▶ **Required work**:
Determine the number of lines in these entries that hold the word "собственности". Give the number and nothing more.

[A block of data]
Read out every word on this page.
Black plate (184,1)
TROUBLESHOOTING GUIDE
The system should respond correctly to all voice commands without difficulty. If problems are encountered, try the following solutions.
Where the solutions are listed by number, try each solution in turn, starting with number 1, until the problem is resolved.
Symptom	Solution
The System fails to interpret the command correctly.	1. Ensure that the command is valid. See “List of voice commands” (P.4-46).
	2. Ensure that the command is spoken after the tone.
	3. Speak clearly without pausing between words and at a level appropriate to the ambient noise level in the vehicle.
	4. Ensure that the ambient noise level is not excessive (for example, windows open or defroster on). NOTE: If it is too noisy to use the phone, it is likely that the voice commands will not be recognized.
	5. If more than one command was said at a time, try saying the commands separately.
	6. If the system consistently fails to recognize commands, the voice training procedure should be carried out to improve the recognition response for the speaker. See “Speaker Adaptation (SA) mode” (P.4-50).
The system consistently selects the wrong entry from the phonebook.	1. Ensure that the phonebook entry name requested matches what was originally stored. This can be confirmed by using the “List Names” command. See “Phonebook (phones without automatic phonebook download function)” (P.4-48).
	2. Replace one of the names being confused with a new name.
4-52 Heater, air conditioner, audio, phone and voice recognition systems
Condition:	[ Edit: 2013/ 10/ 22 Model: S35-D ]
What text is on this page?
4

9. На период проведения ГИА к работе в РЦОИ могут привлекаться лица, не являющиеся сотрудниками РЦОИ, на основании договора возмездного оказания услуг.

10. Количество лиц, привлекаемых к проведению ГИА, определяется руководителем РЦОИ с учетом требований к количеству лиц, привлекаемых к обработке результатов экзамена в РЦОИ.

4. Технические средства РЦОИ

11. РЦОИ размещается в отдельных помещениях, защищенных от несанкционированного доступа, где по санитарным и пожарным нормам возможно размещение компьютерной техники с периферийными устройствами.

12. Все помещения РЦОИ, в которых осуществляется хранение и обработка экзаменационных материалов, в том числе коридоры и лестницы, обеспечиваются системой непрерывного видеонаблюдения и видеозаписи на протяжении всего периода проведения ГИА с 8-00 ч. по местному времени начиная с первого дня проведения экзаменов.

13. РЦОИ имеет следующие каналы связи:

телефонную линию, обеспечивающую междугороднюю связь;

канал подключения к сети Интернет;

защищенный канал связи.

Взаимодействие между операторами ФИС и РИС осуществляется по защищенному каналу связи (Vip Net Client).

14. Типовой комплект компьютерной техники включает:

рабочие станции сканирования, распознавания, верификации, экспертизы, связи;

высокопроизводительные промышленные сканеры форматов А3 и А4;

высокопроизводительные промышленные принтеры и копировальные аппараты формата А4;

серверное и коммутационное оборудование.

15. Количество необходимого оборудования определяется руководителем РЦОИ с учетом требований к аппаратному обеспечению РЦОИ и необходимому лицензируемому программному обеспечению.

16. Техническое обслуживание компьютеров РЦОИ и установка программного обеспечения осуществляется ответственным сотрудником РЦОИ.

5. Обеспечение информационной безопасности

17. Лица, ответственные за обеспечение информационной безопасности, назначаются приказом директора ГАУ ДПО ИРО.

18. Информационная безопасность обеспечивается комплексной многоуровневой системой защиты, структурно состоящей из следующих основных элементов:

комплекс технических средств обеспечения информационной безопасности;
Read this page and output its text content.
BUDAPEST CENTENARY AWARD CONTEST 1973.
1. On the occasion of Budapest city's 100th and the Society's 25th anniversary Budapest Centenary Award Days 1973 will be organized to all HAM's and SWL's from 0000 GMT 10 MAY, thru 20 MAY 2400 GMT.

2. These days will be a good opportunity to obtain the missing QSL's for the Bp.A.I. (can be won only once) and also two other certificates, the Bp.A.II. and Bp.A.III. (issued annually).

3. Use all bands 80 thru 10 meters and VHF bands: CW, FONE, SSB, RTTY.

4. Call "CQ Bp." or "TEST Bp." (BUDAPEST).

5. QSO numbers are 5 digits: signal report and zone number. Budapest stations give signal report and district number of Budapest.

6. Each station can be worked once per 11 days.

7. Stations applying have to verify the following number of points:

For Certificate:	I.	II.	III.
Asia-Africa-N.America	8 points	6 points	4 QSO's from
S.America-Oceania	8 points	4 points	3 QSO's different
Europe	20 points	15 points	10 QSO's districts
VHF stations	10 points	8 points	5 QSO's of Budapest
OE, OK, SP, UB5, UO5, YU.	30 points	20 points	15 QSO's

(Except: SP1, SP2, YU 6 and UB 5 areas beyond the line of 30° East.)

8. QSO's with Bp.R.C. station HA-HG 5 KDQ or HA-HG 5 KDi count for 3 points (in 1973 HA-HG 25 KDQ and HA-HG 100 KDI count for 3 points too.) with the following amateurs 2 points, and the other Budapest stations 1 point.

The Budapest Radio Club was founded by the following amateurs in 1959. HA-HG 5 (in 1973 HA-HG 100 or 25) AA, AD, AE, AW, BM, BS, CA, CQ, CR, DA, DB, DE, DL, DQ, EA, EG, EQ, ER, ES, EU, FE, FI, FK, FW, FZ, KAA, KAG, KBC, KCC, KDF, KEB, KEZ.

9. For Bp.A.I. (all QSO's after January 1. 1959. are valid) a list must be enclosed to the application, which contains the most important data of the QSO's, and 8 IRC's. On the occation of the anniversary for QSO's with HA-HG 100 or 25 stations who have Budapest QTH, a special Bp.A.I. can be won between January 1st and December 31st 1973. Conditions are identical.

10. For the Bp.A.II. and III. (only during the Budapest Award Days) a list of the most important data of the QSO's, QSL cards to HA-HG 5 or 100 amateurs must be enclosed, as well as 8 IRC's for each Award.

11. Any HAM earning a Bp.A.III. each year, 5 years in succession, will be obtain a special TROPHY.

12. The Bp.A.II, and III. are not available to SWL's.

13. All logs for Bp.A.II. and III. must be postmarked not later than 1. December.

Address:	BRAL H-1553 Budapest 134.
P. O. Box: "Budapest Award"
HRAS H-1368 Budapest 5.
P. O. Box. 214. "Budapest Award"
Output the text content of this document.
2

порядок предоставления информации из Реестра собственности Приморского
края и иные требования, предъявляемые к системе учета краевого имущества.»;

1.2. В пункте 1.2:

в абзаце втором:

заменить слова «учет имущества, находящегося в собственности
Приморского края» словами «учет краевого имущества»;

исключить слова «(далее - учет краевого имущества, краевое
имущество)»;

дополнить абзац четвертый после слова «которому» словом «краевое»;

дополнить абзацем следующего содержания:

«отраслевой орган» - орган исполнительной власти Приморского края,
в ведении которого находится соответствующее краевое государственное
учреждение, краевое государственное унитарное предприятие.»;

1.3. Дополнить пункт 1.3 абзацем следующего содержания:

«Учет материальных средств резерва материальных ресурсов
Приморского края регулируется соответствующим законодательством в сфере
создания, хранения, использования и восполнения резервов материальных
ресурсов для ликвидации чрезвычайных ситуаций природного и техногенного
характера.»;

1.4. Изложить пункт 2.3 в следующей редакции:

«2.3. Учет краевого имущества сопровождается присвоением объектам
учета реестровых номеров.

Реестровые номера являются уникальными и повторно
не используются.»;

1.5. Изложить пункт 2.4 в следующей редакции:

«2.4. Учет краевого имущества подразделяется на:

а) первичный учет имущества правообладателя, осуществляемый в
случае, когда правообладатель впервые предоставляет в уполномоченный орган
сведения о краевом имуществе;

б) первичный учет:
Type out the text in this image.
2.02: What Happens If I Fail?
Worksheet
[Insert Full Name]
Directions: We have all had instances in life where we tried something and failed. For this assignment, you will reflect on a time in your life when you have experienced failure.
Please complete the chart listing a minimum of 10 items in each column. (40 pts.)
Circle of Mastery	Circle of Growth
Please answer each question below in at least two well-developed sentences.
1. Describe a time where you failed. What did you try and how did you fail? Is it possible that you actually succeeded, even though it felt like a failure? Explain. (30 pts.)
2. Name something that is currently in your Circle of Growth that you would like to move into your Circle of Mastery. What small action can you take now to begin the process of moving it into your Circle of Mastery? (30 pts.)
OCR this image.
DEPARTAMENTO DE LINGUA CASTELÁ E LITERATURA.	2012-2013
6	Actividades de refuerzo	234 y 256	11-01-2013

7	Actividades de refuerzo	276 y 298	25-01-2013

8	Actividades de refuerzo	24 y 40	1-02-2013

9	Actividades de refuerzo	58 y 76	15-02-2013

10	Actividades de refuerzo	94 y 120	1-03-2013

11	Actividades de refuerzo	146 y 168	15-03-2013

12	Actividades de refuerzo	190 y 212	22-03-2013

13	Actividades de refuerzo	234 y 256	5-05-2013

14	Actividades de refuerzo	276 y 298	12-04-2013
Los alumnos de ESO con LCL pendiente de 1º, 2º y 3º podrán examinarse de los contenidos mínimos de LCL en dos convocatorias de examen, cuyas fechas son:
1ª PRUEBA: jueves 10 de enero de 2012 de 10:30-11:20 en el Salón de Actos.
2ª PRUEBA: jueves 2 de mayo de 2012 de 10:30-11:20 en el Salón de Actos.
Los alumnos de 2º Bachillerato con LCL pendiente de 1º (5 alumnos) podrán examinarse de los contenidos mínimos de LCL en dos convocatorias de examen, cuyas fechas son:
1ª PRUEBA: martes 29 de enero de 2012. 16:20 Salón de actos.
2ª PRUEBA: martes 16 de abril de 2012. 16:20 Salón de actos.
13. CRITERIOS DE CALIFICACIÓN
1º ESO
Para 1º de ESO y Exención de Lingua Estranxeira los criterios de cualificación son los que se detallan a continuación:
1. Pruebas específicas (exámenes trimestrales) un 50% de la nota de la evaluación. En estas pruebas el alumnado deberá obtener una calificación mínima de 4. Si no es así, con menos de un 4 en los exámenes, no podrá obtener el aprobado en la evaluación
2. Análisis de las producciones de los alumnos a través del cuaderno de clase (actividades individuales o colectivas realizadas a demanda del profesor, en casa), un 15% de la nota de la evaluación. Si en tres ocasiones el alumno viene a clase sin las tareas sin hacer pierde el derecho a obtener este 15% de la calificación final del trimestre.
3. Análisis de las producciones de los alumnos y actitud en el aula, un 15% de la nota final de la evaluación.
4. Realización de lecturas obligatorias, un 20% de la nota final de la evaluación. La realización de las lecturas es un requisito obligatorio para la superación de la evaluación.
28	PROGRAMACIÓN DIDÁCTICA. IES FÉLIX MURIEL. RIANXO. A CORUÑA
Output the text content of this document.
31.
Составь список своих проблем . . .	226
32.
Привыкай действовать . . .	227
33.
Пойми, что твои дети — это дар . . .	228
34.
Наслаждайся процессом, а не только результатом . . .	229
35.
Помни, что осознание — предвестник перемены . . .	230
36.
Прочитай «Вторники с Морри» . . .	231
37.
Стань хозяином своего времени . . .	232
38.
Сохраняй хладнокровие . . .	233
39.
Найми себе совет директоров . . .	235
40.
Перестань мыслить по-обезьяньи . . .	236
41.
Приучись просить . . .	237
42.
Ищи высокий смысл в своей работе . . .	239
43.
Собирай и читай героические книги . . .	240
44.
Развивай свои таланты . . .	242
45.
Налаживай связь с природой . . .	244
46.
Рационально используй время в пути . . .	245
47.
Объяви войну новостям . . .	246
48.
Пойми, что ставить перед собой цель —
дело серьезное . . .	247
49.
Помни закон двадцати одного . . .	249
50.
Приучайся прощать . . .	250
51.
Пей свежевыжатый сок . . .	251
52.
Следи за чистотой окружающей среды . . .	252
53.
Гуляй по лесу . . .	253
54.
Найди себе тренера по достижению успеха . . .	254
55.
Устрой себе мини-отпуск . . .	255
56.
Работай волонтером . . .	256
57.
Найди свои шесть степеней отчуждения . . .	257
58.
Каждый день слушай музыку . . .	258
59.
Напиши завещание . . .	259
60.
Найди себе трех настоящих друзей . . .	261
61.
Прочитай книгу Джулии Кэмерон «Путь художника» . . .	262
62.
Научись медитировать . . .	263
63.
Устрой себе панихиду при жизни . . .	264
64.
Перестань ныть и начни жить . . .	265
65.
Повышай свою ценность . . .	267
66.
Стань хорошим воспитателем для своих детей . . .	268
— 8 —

▶ **The reply**:
2